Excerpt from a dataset
==========
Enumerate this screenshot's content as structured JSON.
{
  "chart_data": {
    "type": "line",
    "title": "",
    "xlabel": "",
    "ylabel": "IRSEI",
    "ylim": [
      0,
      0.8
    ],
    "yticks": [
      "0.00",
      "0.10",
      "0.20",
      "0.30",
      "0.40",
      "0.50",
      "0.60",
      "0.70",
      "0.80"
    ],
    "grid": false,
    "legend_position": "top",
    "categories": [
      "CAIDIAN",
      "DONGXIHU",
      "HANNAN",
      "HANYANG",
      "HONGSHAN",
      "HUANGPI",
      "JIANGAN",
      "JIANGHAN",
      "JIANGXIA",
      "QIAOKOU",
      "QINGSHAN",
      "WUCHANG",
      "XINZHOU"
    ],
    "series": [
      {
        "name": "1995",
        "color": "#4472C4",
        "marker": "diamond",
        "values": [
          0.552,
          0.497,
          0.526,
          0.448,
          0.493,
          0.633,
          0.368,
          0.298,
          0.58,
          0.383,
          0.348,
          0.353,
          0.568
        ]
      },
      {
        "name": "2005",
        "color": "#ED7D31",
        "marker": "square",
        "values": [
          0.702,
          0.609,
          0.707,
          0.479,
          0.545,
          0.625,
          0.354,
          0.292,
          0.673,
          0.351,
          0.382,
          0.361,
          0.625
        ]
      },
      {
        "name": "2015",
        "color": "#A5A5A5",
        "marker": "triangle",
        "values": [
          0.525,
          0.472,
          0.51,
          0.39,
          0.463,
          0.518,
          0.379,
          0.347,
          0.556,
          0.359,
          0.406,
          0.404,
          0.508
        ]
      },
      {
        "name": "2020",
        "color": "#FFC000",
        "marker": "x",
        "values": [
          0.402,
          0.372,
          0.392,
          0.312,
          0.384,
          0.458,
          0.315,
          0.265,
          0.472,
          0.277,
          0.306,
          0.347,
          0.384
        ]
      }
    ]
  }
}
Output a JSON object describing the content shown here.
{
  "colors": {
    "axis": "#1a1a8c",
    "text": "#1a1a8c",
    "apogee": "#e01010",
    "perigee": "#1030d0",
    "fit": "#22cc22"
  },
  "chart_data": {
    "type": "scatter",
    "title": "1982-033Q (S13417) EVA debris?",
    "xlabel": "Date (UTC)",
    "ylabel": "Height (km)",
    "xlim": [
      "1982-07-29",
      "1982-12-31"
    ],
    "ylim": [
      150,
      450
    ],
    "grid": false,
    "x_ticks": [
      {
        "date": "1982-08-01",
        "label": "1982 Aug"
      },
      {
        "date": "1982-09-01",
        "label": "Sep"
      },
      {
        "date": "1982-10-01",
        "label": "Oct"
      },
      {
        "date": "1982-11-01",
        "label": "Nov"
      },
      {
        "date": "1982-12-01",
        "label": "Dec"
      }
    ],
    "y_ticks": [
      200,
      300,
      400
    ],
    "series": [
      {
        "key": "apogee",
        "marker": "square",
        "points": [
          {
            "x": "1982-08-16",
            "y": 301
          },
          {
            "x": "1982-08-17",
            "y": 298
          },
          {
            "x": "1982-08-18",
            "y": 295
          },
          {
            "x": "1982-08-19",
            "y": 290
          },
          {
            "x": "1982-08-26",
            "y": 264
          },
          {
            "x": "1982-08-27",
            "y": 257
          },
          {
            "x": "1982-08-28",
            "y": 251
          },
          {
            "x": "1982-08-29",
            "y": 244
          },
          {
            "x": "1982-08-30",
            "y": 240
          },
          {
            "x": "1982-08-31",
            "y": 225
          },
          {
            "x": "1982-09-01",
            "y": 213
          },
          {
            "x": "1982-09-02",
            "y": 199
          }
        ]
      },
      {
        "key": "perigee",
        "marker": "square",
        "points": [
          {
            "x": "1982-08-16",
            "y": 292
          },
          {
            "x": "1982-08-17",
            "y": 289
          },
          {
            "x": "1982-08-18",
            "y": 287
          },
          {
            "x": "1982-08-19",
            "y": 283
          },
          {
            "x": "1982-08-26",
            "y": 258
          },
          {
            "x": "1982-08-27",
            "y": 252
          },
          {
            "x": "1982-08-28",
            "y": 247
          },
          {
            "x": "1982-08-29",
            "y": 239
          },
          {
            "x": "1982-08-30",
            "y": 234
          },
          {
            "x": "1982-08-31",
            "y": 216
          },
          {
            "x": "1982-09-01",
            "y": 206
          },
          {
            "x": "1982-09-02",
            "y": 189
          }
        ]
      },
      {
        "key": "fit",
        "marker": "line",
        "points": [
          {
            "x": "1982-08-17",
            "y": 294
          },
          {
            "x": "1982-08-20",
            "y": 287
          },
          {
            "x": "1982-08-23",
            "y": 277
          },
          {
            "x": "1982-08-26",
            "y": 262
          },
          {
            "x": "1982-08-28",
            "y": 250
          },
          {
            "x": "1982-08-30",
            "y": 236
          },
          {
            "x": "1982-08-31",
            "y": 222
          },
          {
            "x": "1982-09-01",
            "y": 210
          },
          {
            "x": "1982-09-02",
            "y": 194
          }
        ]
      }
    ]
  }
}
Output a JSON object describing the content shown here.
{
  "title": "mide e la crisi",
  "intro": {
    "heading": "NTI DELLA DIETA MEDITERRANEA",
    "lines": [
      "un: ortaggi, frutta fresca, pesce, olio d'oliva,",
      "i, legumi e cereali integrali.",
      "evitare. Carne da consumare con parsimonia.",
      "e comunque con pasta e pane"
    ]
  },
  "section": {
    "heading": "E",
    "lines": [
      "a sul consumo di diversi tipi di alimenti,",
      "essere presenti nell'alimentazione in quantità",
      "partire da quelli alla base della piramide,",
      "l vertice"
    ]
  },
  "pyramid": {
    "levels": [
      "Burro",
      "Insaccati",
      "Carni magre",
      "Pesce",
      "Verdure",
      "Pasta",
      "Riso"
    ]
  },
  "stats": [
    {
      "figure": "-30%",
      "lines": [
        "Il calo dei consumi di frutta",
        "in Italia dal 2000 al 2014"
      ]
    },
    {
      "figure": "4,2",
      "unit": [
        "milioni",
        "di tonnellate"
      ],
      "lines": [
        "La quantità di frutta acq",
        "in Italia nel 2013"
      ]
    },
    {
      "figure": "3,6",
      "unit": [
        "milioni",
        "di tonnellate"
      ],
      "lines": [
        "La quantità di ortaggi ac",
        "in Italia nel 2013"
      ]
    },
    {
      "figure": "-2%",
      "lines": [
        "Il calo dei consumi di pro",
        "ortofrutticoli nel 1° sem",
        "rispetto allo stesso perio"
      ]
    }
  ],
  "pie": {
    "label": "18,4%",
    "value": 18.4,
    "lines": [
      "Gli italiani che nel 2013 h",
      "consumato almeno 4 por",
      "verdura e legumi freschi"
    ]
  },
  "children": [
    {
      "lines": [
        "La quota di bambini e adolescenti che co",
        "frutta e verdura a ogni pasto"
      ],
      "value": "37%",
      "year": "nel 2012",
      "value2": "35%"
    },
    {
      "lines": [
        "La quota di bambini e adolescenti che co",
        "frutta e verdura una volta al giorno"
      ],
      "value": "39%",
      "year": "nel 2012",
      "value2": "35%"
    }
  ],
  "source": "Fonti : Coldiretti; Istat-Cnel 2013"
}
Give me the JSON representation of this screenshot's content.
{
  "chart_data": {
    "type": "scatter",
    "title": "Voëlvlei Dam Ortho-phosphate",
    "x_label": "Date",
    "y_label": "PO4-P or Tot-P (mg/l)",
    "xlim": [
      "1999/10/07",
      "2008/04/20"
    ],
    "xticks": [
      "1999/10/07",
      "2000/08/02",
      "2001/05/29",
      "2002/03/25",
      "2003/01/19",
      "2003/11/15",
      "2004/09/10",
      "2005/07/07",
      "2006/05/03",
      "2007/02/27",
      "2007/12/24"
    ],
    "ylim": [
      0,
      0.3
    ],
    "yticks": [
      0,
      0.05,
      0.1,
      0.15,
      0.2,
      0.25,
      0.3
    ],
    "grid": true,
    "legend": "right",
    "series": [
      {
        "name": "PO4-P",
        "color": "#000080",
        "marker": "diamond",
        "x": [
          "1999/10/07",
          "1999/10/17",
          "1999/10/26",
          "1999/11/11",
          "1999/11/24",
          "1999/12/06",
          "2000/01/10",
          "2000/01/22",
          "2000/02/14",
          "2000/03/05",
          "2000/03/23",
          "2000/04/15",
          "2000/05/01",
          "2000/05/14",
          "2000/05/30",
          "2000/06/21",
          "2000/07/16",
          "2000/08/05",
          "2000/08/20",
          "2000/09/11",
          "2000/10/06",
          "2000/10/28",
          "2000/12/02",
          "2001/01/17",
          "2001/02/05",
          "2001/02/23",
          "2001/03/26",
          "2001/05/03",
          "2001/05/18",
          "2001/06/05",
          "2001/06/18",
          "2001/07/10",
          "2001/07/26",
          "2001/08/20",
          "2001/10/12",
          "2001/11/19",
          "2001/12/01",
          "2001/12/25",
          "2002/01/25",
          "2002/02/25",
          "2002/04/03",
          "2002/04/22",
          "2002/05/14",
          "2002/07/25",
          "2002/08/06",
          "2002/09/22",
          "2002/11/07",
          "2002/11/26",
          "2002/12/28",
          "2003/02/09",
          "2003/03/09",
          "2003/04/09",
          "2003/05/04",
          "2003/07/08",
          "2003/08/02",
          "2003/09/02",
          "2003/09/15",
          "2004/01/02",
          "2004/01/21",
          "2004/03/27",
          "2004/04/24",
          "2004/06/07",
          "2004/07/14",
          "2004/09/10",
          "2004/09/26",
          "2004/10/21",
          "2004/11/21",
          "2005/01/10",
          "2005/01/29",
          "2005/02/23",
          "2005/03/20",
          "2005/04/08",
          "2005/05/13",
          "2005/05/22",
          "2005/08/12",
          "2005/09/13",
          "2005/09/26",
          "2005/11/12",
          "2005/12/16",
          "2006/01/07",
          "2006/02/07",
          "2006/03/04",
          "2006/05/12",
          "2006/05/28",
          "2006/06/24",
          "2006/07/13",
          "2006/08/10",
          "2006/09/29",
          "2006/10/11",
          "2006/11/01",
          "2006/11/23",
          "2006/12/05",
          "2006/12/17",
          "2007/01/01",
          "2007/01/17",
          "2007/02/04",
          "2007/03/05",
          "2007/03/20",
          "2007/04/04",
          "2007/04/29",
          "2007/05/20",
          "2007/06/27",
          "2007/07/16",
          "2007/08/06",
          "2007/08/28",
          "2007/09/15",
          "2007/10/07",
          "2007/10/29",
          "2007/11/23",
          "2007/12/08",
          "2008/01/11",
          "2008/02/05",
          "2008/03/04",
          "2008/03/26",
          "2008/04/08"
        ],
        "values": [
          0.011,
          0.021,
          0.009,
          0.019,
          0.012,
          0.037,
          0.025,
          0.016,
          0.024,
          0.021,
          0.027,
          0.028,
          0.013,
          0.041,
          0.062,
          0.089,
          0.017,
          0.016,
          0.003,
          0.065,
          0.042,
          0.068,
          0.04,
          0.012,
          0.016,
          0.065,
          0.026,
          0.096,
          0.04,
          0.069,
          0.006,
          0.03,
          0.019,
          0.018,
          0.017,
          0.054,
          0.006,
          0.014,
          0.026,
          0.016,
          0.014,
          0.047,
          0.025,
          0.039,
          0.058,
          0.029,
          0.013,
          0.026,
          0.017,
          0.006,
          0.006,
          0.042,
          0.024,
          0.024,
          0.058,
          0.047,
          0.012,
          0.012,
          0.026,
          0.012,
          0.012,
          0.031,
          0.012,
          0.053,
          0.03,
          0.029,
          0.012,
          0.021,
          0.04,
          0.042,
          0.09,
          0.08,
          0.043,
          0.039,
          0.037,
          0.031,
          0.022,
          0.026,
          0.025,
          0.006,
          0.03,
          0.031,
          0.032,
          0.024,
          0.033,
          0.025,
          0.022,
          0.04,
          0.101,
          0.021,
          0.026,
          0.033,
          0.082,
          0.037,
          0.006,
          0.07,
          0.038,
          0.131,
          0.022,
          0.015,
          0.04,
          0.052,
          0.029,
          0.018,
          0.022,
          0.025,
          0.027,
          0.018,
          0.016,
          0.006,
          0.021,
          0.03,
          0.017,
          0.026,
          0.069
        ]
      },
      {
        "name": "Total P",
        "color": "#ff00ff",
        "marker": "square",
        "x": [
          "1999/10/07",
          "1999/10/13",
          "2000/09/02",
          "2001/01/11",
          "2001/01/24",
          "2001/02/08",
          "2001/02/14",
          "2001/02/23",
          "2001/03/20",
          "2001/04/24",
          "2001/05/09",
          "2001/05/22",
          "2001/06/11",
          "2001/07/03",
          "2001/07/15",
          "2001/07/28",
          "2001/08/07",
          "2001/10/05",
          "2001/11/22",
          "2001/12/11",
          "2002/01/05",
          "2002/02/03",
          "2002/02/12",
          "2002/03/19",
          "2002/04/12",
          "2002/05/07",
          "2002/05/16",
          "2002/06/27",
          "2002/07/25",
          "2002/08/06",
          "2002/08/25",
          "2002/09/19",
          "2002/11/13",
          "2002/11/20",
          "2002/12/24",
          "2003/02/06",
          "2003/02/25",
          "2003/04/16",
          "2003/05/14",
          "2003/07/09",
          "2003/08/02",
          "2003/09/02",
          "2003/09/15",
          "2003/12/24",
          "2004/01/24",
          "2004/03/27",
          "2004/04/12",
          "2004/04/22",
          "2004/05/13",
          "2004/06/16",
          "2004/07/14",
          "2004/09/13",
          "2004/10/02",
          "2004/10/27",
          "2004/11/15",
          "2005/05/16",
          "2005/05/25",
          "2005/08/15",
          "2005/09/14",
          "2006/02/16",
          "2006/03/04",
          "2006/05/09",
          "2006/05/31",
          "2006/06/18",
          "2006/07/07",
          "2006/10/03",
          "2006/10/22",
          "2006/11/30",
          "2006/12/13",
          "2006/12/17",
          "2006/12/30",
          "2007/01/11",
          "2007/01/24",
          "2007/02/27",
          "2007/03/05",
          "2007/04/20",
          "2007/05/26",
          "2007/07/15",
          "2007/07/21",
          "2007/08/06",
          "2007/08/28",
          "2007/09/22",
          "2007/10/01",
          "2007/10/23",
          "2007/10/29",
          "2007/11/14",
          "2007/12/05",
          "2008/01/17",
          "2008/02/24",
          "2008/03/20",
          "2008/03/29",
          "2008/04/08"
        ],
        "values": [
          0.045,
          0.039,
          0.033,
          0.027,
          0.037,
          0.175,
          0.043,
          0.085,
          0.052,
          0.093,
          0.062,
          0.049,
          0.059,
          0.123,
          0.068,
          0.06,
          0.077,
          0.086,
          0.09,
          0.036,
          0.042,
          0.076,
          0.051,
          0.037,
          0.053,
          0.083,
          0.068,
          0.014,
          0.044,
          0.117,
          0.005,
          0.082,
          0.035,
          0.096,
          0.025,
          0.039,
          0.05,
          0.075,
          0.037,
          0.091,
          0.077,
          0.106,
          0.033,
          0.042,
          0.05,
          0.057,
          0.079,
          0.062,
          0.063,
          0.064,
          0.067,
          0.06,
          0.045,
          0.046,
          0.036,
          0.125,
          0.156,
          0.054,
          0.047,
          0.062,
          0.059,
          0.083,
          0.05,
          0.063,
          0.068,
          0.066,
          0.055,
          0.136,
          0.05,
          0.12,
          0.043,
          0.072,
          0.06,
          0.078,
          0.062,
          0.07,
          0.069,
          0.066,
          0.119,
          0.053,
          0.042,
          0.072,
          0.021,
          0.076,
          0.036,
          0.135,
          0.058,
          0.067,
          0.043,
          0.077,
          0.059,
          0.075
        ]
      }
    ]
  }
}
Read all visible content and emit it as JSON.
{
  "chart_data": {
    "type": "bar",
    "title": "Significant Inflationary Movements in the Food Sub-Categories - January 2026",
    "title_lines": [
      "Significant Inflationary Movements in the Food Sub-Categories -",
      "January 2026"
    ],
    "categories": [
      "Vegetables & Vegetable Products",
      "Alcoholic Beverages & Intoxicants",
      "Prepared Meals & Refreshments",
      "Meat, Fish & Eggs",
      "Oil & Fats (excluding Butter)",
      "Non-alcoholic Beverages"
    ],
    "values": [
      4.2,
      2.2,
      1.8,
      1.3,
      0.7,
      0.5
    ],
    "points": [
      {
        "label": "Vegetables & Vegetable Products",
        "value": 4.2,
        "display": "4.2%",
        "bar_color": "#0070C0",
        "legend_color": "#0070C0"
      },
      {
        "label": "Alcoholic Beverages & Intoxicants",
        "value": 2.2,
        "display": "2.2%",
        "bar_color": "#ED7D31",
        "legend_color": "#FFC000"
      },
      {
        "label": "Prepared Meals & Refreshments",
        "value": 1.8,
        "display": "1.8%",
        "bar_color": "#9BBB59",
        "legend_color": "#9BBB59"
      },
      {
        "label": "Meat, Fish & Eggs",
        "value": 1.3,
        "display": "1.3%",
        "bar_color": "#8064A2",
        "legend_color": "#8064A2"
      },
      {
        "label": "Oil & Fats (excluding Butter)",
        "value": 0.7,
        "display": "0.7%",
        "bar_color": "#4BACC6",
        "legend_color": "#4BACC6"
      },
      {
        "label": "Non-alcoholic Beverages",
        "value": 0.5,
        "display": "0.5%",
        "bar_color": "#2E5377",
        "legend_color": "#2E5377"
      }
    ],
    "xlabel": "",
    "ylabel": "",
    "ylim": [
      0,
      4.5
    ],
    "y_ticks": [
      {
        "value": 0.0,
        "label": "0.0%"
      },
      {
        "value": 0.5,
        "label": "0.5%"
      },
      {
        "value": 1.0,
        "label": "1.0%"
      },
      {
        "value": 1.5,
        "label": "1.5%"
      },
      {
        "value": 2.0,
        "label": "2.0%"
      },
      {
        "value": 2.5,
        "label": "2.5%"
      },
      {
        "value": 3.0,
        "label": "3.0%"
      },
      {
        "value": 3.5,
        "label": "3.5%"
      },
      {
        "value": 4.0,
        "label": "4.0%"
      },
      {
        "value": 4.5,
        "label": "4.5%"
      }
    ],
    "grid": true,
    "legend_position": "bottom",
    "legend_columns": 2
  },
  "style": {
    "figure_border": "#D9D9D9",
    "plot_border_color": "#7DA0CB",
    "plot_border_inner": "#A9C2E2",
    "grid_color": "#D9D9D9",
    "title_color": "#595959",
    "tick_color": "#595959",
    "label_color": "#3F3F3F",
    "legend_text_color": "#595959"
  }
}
==========
EXERCISE AIM —
Gather each line in these records that contains the string "Beverages".

TASK RESULT —
      "Alcoholic Beverages & Intoxicants",
      "Non-alcoholic Beverages"
        "label": "Alcoholic Beverages & Intoxicants",
        "label": "Non-alcoholic Beverages",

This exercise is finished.